# Start of Material provided
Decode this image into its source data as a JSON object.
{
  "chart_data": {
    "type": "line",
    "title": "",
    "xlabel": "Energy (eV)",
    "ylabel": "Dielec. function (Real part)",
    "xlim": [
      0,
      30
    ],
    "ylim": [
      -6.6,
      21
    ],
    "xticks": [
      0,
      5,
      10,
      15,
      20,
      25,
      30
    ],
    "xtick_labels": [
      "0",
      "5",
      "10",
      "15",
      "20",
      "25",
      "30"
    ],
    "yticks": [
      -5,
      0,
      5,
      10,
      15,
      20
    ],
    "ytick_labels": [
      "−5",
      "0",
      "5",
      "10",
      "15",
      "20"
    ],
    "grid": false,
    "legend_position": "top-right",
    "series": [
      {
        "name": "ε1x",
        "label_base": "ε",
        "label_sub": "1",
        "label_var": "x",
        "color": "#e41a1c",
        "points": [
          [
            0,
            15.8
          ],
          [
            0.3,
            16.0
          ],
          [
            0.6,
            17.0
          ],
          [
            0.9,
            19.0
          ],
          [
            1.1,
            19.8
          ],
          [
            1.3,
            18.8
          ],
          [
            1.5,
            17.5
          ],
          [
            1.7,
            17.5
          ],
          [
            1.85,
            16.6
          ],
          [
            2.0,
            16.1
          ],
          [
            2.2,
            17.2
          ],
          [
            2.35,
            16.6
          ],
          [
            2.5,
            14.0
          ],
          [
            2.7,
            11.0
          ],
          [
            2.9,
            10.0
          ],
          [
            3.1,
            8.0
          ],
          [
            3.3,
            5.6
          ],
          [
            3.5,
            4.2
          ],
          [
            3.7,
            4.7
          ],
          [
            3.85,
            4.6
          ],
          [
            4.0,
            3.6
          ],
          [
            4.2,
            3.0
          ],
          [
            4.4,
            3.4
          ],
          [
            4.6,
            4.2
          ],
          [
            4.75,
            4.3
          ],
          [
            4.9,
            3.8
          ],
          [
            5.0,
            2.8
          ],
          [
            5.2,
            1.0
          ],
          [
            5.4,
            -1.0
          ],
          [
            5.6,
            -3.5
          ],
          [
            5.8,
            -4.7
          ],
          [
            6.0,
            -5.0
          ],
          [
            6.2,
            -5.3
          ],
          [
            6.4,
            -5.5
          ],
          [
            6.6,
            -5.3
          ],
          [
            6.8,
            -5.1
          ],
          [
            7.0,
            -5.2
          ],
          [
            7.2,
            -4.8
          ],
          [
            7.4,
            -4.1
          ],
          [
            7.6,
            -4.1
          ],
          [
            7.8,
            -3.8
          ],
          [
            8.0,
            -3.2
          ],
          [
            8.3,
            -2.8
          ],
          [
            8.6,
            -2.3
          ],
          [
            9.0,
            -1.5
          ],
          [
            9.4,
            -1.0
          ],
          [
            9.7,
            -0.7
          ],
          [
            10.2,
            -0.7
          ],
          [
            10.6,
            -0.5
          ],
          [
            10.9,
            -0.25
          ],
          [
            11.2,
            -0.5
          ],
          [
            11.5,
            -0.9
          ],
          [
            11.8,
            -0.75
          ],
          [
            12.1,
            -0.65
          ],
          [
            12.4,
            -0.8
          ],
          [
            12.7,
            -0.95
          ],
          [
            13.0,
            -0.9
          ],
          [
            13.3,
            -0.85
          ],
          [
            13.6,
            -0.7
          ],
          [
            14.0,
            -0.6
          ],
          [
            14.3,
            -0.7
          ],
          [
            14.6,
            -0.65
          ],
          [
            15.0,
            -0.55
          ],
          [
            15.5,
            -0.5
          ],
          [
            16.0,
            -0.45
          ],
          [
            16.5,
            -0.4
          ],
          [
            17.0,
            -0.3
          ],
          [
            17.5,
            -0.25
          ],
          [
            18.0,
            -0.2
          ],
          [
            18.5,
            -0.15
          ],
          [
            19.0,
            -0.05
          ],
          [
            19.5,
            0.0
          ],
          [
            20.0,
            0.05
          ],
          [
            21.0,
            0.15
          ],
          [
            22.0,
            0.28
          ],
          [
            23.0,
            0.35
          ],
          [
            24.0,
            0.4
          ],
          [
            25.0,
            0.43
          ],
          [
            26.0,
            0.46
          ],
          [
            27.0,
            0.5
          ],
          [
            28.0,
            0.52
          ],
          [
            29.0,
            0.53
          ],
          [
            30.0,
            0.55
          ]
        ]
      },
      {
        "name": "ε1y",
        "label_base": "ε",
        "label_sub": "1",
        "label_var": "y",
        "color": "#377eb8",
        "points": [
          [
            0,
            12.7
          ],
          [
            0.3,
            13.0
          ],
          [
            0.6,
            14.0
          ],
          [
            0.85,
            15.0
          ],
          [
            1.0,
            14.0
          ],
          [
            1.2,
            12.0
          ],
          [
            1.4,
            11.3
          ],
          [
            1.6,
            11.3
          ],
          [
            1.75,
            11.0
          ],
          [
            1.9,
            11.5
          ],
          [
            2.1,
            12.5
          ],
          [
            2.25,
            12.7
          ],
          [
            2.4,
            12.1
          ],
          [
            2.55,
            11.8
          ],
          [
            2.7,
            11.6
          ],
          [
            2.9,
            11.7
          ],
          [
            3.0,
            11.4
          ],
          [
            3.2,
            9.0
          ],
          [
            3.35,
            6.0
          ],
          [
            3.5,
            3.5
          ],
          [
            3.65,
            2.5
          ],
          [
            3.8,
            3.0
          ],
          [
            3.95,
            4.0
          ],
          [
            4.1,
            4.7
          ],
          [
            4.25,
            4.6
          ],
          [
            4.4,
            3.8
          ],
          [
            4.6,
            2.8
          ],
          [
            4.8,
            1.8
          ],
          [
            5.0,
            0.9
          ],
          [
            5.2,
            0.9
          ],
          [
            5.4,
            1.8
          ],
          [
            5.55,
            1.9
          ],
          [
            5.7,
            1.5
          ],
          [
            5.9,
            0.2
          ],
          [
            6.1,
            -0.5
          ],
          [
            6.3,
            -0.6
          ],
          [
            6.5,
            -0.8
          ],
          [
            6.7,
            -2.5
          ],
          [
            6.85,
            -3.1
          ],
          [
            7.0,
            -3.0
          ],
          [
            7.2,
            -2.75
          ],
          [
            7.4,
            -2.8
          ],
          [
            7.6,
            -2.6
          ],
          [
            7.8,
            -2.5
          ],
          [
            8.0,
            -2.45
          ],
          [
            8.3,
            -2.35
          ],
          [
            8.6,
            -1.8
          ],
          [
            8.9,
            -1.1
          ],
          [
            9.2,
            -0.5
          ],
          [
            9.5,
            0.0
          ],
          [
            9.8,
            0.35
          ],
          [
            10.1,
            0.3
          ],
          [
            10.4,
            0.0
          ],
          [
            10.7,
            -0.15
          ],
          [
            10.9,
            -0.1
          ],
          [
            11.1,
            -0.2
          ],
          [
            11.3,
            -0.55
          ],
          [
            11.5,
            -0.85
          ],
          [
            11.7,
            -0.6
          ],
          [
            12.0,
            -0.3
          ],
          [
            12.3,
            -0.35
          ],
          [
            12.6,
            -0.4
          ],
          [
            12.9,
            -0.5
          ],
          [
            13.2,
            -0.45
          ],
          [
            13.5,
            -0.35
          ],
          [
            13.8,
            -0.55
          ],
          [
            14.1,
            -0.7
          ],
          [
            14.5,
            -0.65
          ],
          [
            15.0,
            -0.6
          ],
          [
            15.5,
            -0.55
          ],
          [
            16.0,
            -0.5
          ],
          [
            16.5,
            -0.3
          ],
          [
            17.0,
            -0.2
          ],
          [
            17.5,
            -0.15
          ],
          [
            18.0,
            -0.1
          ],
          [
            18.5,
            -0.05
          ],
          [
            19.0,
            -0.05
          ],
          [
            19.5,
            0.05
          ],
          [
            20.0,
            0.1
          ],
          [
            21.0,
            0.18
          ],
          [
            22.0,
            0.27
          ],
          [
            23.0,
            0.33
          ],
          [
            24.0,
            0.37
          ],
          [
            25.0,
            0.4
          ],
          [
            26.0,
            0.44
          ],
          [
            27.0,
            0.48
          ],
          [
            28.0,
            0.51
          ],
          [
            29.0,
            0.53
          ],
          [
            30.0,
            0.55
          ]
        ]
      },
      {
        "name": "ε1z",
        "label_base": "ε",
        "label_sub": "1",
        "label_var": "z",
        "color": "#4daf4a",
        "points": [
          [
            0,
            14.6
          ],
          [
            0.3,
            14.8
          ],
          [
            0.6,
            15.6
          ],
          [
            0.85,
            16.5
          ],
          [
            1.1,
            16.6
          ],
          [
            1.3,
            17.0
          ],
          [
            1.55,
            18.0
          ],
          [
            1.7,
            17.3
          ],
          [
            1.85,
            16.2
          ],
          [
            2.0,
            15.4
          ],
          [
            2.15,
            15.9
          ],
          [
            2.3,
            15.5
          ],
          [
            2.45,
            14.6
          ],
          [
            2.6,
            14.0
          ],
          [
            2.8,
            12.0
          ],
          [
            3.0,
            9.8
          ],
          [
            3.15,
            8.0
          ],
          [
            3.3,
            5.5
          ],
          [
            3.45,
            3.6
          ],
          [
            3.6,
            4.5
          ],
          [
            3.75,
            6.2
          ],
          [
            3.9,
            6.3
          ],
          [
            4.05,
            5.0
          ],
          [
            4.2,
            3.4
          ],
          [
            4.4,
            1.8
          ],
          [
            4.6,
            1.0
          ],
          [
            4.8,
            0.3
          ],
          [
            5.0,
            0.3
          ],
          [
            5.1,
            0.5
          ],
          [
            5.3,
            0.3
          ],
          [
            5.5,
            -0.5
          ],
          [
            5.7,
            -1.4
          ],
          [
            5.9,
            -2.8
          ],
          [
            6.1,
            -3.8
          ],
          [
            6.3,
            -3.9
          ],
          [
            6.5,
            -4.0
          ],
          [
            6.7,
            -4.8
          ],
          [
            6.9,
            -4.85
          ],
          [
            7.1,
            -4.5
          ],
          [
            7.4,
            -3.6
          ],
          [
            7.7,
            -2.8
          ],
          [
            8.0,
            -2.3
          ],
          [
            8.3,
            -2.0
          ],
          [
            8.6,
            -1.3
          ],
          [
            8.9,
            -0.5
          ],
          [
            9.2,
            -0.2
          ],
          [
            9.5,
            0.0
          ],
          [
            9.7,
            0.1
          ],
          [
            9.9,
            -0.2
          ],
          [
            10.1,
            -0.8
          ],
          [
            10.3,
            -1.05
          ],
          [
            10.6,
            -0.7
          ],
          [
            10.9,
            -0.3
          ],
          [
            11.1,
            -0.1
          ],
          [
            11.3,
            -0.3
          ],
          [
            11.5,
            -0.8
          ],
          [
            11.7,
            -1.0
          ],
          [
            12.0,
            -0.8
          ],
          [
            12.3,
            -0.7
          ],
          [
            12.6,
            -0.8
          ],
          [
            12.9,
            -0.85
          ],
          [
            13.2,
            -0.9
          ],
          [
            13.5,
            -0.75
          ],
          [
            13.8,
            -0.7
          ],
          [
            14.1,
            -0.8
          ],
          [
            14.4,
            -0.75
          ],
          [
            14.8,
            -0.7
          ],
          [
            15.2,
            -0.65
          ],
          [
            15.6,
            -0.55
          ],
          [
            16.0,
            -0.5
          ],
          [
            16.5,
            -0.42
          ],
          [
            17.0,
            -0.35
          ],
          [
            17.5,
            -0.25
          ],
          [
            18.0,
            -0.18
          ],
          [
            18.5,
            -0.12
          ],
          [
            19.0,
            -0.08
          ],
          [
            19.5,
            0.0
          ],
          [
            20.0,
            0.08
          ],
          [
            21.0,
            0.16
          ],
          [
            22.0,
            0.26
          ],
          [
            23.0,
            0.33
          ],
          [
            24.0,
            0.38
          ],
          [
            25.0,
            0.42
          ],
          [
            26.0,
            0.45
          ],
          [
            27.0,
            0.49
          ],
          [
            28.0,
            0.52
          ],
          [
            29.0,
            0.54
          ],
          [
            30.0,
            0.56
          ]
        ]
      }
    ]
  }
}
# End of Material provided
# [Goal]
Of the lines in the records, how many contain the word "color"? Answer with the number and nothing else.

# [Output below]
3